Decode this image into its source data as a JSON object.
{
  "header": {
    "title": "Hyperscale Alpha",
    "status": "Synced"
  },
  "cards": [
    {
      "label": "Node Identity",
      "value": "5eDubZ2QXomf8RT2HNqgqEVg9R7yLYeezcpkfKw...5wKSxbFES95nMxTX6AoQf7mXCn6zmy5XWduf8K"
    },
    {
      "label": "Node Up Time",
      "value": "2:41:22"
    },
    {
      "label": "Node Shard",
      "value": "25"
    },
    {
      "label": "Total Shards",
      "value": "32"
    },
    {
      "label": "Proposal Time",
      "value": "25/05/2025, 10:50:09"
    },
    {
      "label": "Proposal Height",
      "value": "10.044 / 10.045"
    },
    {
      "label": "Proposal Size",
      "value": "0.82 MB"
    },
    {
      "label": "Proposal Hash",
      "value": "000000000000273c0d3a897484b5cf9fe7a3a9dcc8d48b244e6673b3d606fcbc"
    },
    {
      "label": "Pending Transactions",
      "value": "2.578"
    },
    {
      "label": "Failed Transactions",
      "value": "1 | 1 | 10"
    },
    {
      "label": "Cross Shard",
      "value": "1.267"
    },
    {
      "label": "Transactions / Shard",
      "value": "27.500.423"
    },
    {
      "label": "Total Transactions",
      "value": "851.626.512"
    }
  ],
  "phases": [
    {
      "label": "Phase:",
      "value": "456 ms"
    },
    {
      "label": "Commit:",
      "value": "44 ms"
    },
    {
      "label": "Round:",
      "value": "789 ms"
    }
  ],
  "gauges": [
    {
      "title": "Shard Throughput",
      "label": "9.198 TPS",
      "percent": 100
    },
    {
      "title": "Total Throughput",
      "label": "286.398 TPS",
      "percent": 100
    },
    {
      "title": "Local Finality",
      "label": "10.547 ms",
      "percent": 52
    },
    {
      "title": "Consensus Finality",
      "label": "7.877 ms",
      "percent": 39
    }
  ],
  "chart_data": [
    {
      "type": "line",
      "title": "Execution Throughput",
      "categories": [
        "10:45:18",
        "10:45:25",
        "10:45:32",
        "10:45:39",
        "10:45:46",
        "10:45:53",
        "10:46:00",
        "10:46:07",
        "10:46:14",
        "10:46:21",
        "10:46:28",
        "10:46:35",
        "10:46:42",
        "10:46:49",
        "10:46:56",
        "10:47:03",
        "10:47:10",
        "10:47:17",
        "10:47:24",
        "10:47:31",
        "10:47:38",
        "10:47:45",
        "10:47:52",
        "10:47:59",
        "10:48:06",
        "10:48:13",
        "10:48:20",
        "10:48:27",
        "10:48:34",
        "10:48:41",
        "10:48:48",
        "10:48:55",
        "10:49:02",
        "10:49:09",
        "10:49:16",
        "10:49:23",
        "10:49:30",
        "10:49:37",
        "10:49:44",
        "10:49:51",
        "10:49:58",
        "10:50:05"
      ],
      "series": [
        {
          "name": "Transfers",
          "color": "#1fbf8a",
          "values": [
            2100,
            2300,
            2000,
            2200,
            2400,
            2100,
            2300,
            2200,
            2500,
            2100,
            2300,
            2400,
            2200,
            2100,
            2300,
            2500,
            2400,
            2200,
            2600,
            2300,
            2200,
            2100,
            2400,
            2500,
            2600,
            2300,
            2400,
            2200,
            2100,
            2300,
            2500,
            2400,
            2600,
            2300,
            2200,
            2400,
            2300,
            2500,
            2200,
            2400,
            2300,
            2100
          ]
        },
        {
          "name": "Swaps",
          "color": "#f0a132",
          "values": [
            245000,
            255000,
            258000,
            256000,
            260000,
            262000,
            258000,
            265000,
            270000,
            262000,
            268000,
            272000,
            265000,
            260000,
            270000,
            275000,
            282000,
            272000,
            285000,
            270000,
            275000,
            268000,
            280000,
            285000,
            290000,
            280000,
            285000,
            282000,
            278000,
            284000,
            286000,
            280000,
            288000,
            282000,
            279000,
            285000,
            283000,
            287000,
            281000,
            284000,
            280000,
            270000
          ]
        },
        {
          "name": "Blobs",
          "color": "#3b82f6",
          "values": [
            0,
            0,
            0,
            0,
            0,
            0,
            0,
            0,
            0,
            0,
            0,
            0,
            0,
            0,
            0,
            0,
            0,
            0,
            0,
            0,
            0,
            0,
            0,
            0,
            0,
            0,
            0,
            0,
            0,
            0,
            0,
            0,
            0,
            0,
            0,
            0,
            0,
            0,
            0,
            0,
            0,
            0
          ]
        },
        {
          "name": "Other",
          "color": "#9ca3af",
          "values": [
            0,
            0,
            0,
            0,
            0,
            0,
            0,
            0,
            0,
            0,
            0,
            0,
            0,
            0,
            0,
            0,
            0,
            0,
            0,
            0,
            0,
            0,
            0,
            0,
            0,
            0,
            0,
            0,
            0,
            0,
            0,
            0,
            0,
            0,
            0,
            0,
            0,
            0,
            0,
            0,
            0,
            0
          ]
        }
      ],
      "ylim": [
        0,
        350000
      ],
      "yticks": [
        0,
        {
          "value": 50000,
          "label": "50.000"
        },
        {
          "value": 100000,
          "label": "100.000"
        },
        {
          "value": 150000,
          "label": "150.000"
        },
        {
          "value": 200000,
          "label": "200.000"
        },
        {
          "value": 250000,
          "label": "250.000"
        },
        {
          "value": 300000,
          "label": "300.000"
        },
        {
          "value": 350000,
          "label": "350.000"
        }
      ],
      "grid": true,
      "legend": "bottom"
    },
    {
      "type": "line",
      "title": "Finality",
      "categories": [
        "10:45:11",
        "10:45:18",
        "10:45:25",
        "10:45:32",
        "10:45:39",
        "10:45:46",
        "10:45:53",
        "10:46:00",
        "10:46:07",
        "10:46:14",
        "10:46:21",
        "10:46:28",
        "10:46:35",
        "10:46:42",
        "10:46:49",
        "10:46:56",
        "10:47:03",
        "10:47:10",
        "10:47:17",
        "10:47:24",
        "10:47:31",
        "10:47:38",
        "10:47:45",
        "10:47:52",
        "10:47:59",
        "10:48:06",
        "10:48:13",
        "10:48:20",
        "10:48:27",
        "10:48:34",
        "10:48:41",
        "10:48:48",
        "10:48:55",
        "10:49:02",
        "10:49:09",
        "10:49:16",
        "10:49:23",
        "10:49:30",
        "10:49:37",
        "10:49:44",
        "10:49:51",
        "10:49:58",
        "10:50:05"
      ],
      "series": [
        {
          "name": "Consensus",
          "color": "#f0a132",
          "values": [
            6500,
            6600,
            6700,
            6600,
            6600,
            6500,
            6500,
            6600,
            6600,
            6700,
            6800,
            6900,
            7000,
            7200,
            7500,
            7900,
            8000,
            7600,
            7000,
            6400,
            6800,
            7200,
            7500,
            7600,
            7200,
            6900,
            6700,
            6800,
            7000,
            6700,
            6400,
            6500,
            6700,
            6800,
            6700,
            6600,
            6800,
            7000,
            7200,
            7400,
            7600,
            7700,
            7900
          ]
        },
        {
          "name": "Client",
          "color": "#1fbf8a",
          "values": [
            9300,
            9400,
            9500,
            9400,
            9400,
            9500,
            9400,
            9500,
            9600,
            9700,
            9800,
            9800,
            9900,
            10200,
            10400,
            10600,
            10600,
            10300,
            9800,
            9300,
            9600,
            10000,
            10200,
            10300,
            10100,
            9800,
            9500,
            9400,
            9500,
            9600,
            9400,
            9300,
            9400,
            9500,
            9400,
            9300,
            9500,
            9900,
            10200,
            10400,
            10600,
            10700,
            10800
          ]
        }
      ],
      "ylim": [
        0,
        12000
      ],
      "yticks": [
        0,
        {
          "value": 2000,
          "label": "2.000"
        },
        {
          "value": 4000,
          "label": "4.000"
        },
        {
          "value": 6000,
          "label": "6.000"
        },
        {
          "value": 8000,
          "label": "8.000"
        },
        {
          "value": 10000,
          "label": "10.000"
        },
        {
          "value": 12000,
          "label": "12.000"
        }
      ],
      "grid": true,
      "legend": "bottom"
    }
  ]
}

◇ ◇ ◇

What you are asked to do
Return each line in the records that holds the string "Node".

Exercise output
      "label": "Node Identity",
      "label": "Node Up Time",
      "label": "Node Shard",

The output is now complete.